_Written problem_
Count lines with "size" in them. Report only the total.
***** Dataset records
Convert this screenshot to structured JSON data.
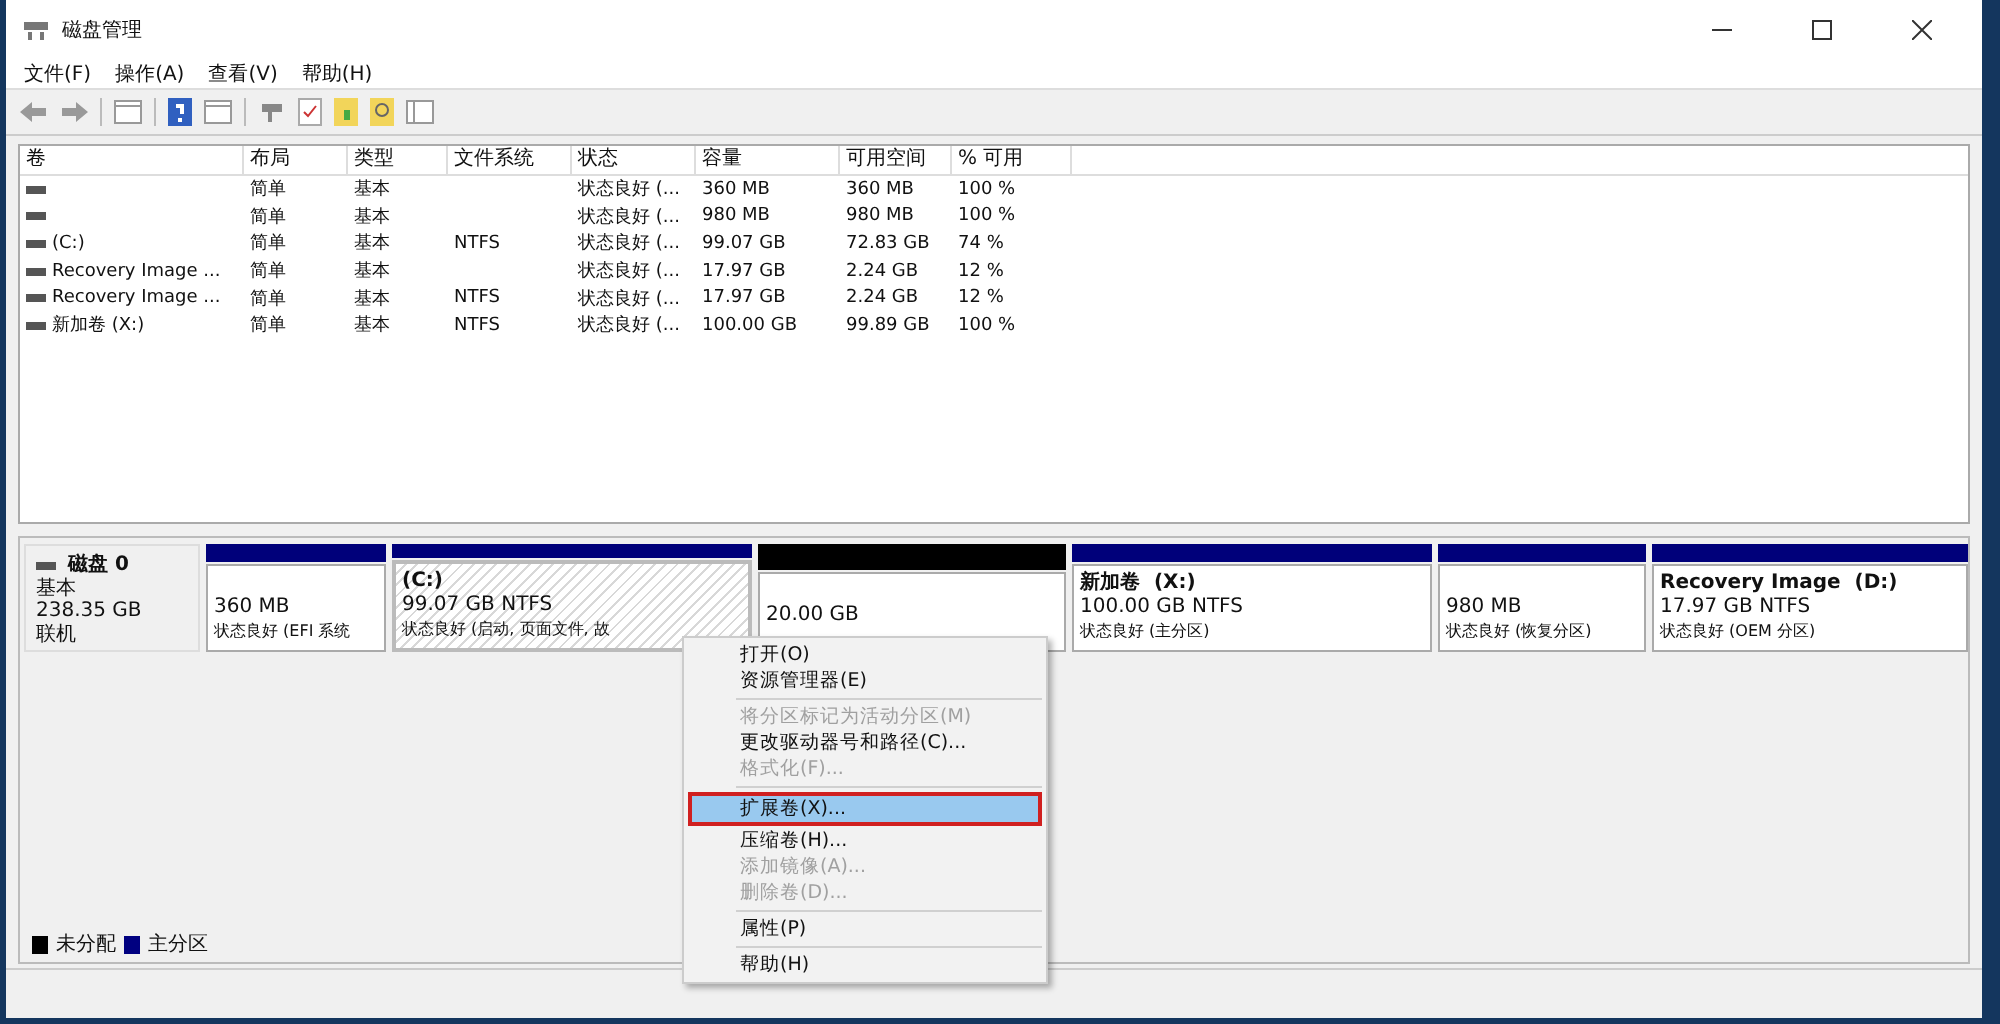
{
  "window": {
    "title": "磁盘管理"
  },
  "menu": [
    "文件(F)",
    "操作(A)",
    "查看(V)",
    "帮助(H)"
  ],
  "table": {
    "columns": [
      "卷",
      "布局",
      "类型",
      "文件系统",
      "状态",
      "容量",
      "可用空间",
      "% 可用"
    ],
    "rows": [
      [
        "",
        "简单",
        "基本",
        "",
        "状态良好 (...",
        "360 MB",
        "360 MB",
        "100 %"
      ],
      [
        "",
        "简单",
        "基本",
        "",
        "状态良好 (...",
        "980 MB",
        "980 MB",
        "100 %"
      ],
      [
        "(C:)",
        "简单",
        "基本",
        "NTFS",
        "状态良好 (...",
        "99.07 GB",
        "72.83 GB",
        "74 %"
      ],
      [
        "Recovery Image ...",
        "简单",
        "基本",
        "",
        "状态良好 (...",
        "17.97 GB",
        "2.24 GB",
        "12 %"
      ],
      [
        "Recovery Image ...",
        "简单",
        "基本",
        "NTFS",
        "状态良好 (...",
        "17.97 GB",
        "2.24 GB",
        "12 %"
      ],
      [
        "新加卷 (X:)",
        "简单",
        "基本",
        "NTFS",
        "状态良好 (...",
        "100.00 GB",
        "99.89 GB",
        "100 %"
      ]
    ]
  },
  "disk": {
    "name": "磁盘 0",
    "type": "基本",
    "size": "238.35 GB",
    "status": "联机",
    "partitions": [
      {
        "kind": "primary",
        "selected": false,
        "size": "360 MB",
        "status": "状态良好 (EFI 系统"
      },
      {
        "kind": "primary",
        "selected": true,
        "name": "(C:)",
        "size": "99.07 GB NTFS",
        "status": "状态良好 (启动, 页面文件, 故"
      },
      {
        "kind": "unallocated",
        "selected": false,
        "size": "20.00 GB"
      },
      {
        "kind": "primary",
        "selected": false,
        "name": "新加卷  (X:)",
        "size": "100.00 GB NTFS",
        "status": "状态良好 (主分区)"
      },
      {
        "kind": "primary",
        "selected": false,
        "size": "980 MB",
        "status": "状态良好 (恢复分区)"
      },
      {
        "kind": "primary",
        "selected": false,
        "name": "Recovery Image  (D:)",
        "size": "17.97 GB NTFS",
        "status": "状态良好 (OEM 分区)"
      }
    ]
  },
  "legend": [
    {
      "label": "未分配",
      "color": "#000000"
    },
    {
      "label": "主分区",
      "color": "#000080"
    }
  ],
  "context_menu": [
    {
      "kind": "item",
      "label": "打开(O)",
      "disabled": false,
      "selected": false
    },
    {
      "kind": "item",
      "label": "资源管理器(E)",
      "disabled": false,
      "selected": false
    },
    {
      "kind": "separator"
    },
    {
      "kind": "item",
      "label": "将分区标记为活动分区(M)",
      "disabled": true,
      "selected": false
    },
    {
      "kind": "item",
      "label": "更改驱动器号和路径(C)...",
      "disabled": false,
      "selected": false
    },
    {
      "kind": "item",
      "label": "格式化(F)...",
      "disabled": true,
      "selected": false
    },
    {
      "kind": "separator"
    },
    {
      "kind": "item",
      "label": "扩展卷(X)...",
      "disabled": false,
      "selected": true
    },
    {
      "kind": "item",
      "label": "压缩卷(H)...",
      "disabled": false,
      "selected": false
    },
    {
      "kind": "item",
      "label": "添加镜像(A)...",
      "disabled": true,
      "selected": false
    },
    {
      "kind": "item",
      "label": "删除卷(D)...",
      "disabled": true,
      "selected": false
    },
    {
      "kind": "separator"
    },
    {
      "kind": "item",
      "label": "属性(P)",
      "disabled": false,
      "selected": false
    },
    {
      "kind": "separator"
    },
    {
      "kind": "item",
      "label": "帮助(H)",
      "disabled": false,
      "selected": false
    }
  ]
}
**********
***** Dataset records
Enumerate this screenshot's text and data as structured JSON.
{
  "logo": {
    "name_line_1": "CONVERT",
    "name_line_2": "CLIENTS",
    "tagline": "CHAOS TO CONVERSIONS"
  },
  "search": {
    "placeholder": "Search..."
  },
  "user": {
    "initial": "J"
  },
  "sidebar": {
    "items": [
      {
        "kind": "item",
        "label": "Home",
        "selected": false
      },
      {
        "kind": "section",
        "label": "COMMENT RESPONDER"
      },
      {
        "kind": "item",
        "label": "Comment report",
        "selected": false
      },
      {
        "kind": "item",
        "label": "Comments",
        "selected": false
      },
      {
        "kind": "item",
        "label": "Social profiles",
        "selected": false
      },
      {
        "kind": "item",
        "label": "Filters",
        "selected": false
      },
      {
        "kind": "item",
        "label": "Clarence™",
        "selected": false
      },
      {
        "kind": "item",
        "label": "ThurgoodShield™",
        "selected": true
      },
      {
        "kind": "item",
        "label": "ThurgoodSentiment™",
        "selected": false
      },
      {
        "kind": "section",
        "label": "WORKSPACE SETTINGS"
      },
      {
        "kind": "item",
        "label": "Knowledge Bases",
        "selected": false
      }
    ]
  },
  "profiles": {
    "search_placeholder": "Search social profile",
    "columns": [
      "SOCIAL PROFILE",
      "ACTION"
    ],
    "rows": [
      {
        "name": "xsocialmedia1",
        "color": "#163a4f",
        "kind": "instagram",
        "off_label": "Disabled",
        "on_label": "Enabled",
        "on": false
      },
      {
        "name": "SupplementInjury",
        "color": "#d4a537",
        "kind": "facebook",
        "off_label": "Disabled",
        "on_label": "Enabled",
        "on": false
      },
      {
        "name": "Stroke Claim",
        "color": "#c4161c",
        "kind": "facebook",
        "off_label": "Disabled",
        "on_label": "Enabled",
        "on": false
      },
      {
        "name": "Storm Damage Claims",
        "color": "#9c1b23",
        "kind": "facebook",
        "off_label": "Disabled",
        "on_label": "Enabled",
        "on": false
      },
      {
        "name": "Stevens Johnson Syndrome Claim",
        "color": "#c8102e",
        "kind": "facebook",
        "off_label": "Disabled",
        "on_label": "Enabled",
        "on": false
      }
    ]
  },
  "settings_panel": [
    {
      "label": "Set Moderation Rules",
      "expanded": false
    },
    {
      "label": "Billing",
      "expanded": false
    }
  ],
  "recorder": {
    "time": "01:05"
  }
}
**********
***** Dataset records
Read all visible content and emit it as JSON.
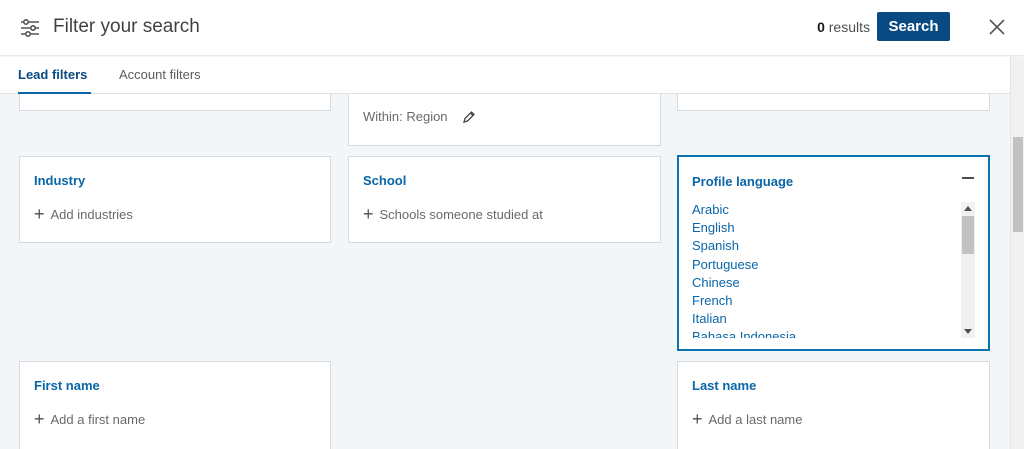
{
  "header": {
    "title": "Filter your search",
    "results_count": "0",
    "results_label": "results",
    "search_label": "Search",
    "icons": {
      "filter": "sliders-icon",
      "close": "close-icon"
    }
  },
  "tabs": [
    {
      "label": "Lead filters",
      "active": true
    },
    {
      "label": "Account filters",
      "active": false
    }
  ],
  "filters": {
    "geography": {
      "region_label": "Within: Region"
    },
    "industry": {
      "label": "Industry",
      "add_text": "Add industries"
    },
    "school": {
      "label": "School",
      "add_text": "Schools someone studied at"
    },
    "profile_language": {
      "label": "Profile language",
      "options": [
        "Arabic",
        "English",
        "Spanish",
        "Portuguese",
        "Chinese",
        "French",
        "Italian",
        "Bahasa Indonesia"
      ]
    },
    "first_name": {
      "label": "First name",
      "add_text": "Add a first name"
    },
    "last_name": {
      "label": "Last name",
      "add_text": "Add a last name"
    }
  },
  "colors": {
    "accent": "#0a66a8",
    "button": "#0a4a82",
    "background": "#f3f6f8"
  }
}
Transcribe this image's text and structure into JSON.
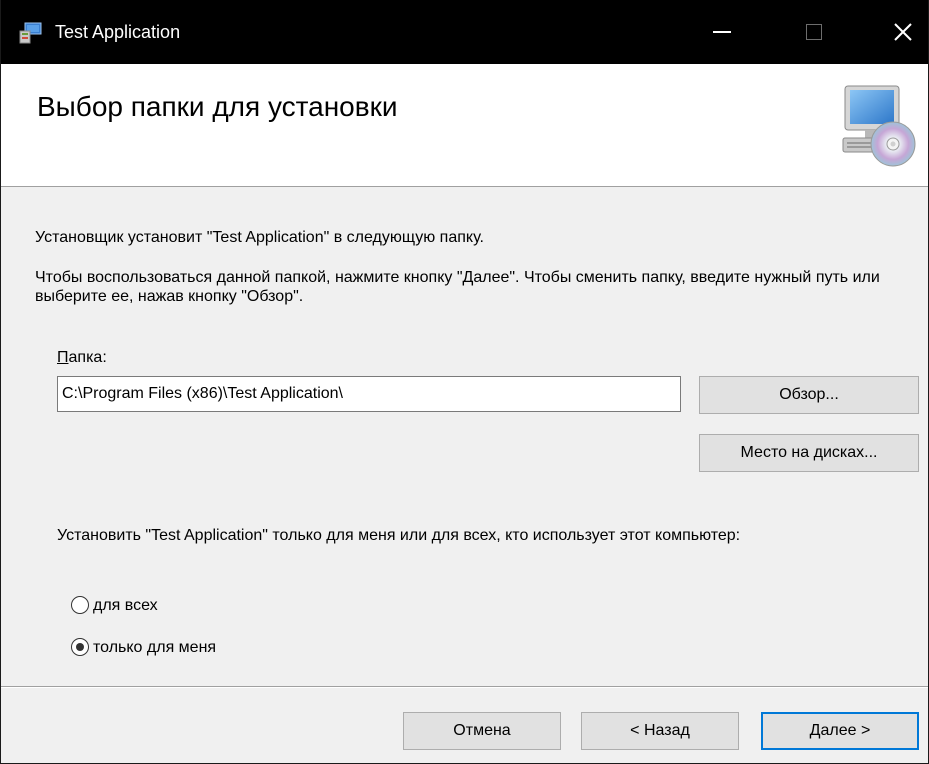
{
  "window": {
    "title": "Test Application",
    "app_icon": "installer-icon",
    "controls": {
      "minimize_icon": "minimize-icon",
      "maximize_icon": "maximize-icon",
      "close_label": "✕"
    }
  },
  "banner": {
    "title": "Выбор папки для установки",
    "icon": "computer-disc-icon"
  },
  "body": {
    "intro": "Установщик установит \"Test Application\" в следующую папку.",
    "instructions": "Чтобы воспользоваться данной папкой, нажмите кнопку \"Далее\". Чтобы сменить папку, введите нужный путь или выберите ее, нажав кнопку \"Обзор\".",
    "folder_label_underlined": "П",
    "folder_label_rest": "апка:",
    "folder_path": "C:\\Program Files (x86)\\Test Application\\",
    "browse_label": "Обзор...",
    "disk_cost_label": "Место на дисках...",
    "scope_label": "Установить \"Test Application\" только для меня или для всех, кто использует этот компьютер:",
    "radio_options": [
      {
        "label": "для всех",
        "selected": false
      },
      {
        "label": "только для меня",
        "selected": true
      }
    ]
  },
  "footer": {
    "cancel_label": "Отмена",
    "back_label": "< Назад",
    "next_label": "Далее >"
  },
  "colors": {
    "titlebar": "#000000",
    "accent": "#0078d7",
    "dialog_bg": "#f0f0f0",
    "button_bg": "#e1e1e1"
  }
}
**********
_Reply_
7